** START Records shown **

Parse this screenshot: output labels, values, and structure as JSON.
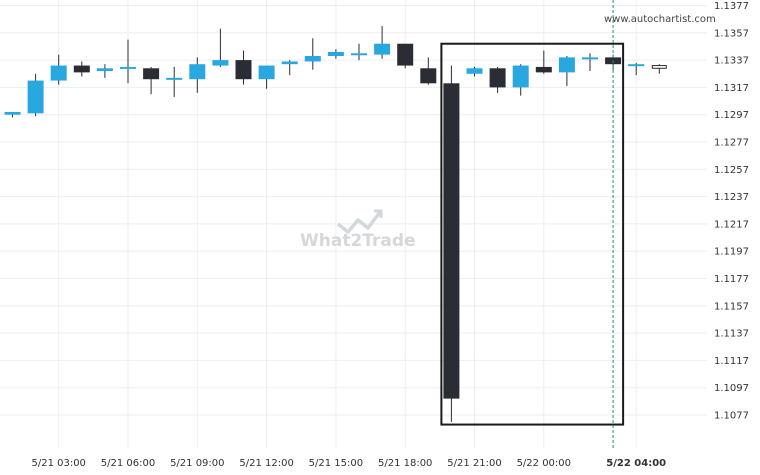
{
  "watermark": {
    "text": "What2Trade"
  },
  "credit": "www.autochartist.com",
  "colors": {
    "bull": "#29a8e0",
    "bear": "#2b2d35",
    "wick": "#2b2d35",
    "grid": "#eceef0",
    "pattern_box": "#1a1a1a",
    "marker_line": "#2a8c7e"
  },
  "chart_data": {
    "type": "candlestick",
    "y_ticks": [
      "1.1377",
      "1.1357",
      "1.1337",
      "1.1317",
      "1.1297",
      "1.1277",
      "1.1257",
      "1.1237",
      "1.1217",
      "1.1197",
      "1.1177",
      "1.1157",
      "1.1137",
      "1.1117",
      "1.1097",
      "1.1077"
    ],
    "ylim": [
      1.1064,
      1.1384
    ],
    "x_ticks": [
      {
        "label": "5/21 03:00",
        "index": 2
      },
      {
        "label": "5/21 06:00",
        "index": 5
      },
      {
        "label": "5/21 09:00",
        "index": 8
      },
      {
        "label": "5/21 12:00",
        "index": 11
      },
      {
        "label": "5/21 15:00",
        "index": 14
      },
      {
        "label": "5/21 18:00",
        "index": 17
      },
      {
        "label": "5/21 21:00",
        "index": 20
      },
      {
        "label": "5/22 00:00",
        "index": 23
      },
      {
        "label": "5/22 04:00",
        "index": 27,
        "bold": true
      }
    ],
    "candles": [
      {
        "o": 1.1297,
        "h": 1.1299,
        "l": 1.1295,
        "c": 1.1299
      },
      {
        "o": 1.1298,
        "h": 1.1327,
        "l": 1.1296,
        "c": 1.1322
      },
      {
        "o": 1.1322,
        "h": 1.1341,
        "l": 1.1319,
        "c": 1.1333
      },
      {
        "o": 1.1333,
        "h": 1.1336,
        "l": 1.1325,
        "c": 1.1328
      },
      {
        "o": 1.1329,
        "h": 1.1334,
        "l": 1.1324,
        "c": 1.1331
      },
      {
        "o": 1.1331,
        "h": 1.1352,
        "l": 1.132,
        "c": 1.1332
      },
      {
        "o": 1.1331,
        "h": 1.1332,
        "l": 1.1312,
        "c": 1.1323
      },
      {
        "o": 1.1324,
        "h": 1.1332,
        "l": 1.131,
        "c": 1.1324
      },
      {
        "o": 1.1323,
        "h": 1.1339,
        "l": 1.1313,
        "c": 1.1334
      },
      {
        "o": 1.1333,
        "h": 1.136,
        "l": 1.1332,
        "c": 1.1337
      },
      {
        "o": 1.1337,
        "h": 1.1344,
        "l": 1.1319,
        "c": 1.1323
      },
      {
        "o": 1.1323,
        "h": 1.1333,
        "l": 1.1316,
        "c": 1.1333
      },
      {
        "o": 1.1334,
        "h": 1.1337,
        "l": 1.1326,
        "c": 1.1336
      },
      {
        "o": 1.1336,
        "h": 1.1353,
        "l": 1.133,
        "c": 1.134
      },
      {
        "o": 1.134,
        "h": 1.1345,
        "l": 1.1338,
        "c": 1.1343
      },
      {
        "o": 1.1341,
        "h": 1.1349,
        "l": 1.1337,
        "c": 1.1342
      },
      {
        "o": 1.1341,
        "h": 1.1362,
        "l": 1.1338,
        "c": 1.1349
      },
      {
        "o": 1.1349,
        "h": 1.1349,
        "l": 1.1331,
        "c": 1.1333
      },
      {
        "o": 1.1331,
        "h": 1.1339,
        "l": 1.1319,
        "c": 1.132
      },
      {
        "o": 1.132,
        "h": 1.1333,
        "l": 1.1072,
        "c": 1.1089
      },
      {
        "o": 1.1327,
        "h": 1.1332,
        "l": 1.1325,
        "c": 1.1331
      },
      {
        "o": 1.1331,
        "h": 1.1332,
        "l": 1.1313,
        "c": 1.1317
      },
      {
        "o": 1.1317,
        "h": 1.1334,
        "l": 1.1311,
        "c": 1.1333
      },
      {
        "o": 1.1332,
        "h": 1.1344,
        "l": 1.1327,
        "c": 1.1328
      },
      {
        "o": 1.1328,
        "h": 1.134,
        "l": 1.1318,
        "c": 1.1339
      },
      {
        "o": 1.1338,
        "h": 1.1342,
        "l": 1.1329,
        "c": 1.1339
      },
      {
        "o": 1.1339,
        "h": 1.1341,
        "l": 1.133,
        "c": 1.1334
      },
      {
        "o": 1.1334,
        "h": 1.1335,
        "l": 1.1326,
        "c": 1.1334
      },
      {
        "o": 1.1333,
        "h": 1.1334,
        "l": 1.1327,
        "c": 1.1331
      }
    ],
    "pattern_range": {
      "from_index": 19,
      "to_index": 26,
      "top": 1.1349,
      "bottom": 1.107
    },
    "current_time_index": 26,
    "grid": true
  }
}
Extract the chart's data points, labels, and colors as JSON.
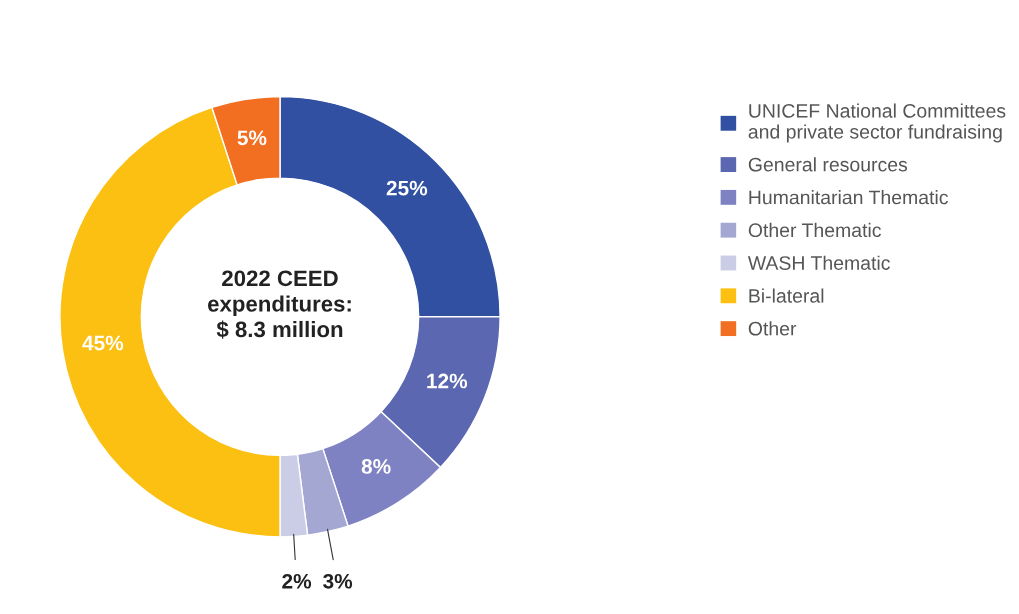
{
  "chart_data": {
    "type": "donut",
    "title": "2022 CEED\nexpenditures:\n$ 8.3 million",
    "categories": [
      "UNICEF National Committees\nand private sector fundraising",
      "General resources",
      "Humanitarian Thematic",
      "Other Thematic",
      "WASH Thematic",
      "Bi-lateral",
      "Other"
    ],
    "values": [
      25,
      12,
      8,
      3,
      2,
      45,
      5
    ],
    "value_labels": [
      "25%",
      "12%",
      "8%",
      "3%",
      "2%",
      "45%",
      "5%"
    ],
    "colors": [
      "#3150a1",
      "#5b67b0",
      "#7e82c2",
      "#a5a7d3",
      "#cbcce6",
      "#fcc012",
      "#f26f22"
    ],
    "legend": "right"
  }
}
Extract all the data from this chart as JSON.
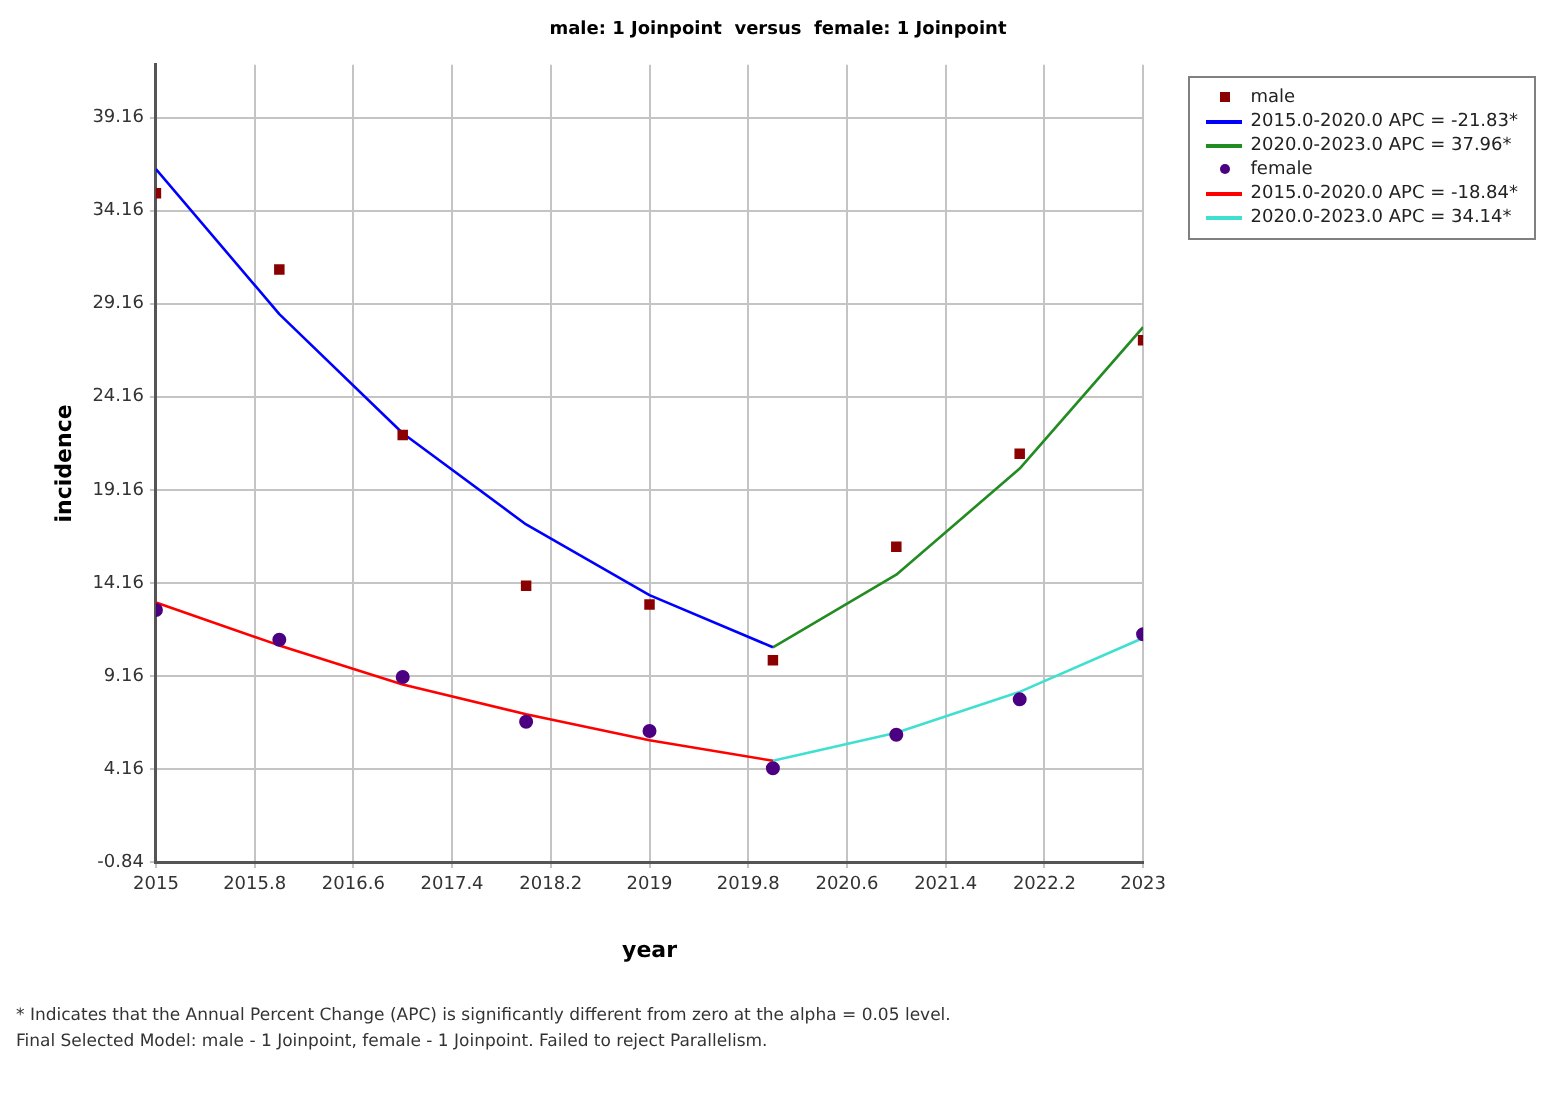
{
  "chart_data": {
    "type": "scatter",
    "title": "male: 1 Joinpoint  versus  female: 1 Joinpoint",
    "xlabel": "year",
    "ylabel": "incidence",
    "xlim": [
      2015,
      2023
    ],
    "xticks": [
      2015,
      2015.8,
      2016.6,
      2017.4,
      2018.2,
      2019,
      2019.8,
      2020.6,
      2021.4,
      2022.2,
      2023
    ],
    "ylim": [
      -0.84,
      42
    ],
    "yticks": [
      -0.84,
      4.16,
      9.16,
      14.16,
      19.16,
      24.16,
      29.16,
      34.16,
      39.16
    ],
    "grid": true,
    "legend": "top right",
    "annotations": [
      "* Indicates that the Annual Percent Change (APC) is significantly different from zero at the alpha = 0.05 level.",
      "Final Selected Model: male - 1 Joinpoint, female - 1 Joinpoint. Failed to reject Parallelism."
    ],
    "series": [
      {
        "name": "male",
        "type": "scatter",
        "marker": "square",
        "color": "#8b0000",
        "x": [
          2015,
          2016,
          2017,
          2018,
          2019,
          2020,
          2021,
          2022,
          2023
        ],
        "values": [
          35.1,
          31.0,
          22.1,
          14.0,
          13.0,
          10.0,
          16.1,
          21.1,
          27.2
        ]
      },
      {
        "name": "2015.0-2020.0 APC = -21.83*",
        "type": "line",
        "marker": "none",
        "color": "#0000ff",
        "x": [
          2015,
          2016,
          2017,
          2018,
          2019,
          2020
        ],
        "values": [
          36.4,
          28.6,
          22.2,
          17.3,
          13.5,
          10.7
        ]
      },
      {
        "name": "2020.0-2023.0 APC = 37.96*",
        "type": "line",
        "marker": "none",
        "color": "#228b22",
        "x": [
          2020,
          2021,
          2022,
          2023
        ],
        "values": [
          10.7,
          14.6,
          20.3,
          27.9
        ]
      },
      {
        "name": "female",
        "type": "scatter",
        "marker": "circle",
        "color": "#4b0082",
        "x": [
          2015,
          2016,
          2017,
          2018,
          2019,
          2020,
          2021,
          2022,
          2023
        ],
        "values": [
          12.7,
          11.1,
          9.1,
          6.7,
          6.2,
          4.2,
          6.0,
          7.9,
          11.4
        ]
      },
      {
        "name": "2015.0-2020.0 APC = -18.84*",
        "type": "line",
        "marker": "none",
        "color": "#ff0000",
        "x": [
          2015,
          2016,
          2017,
          2018,
          2019,
          2020
        ],
        "values": [
          13.1,
          10.8,
          8.7,
          7.1,
          5.7,
          4.6
        ]
      },
      {
        "name": "2020.0-2023.0 APC = 34.14*",
        "type": "line",
        "marker": "none",
        "color": "#40e0d0",
        "x": [
          2020,
          2021,
          2022,
          2023
        ],
        "values": [
          4.6,
          6.1,
          8.3,
          11.2
        ]
      }
    ]
  }
}
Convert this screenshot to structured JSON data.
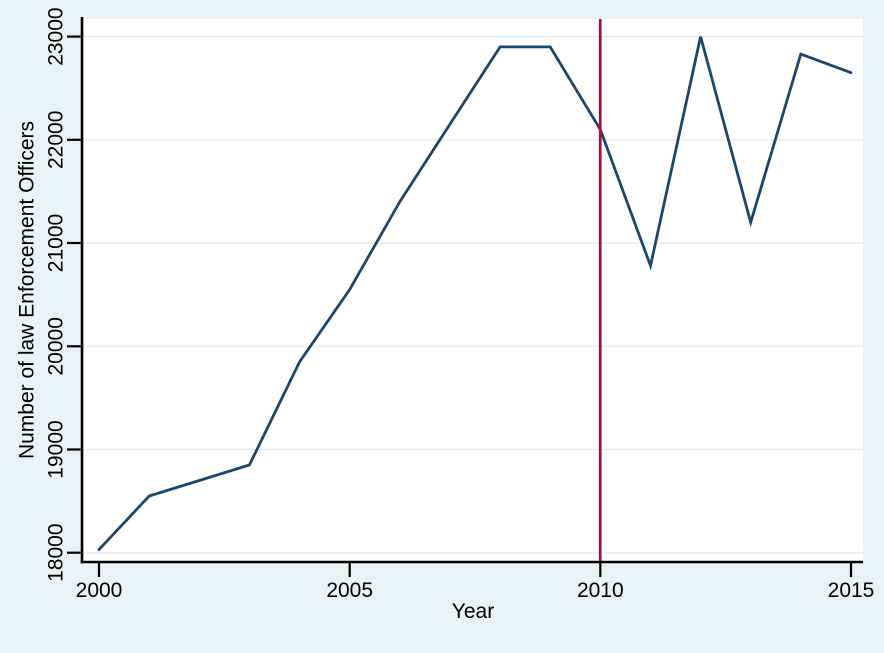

** END Records shown **

> _Your task_
List the lines of the entries that include "JSON".

> _Complete answer_
Parse this screenshot: output labels, values, and structure as JSON.
Extract the chart's data points, labels, and colors as JSON.
Extract all the data from this chart as JSON.
Convert this screenshot to structured JSON data.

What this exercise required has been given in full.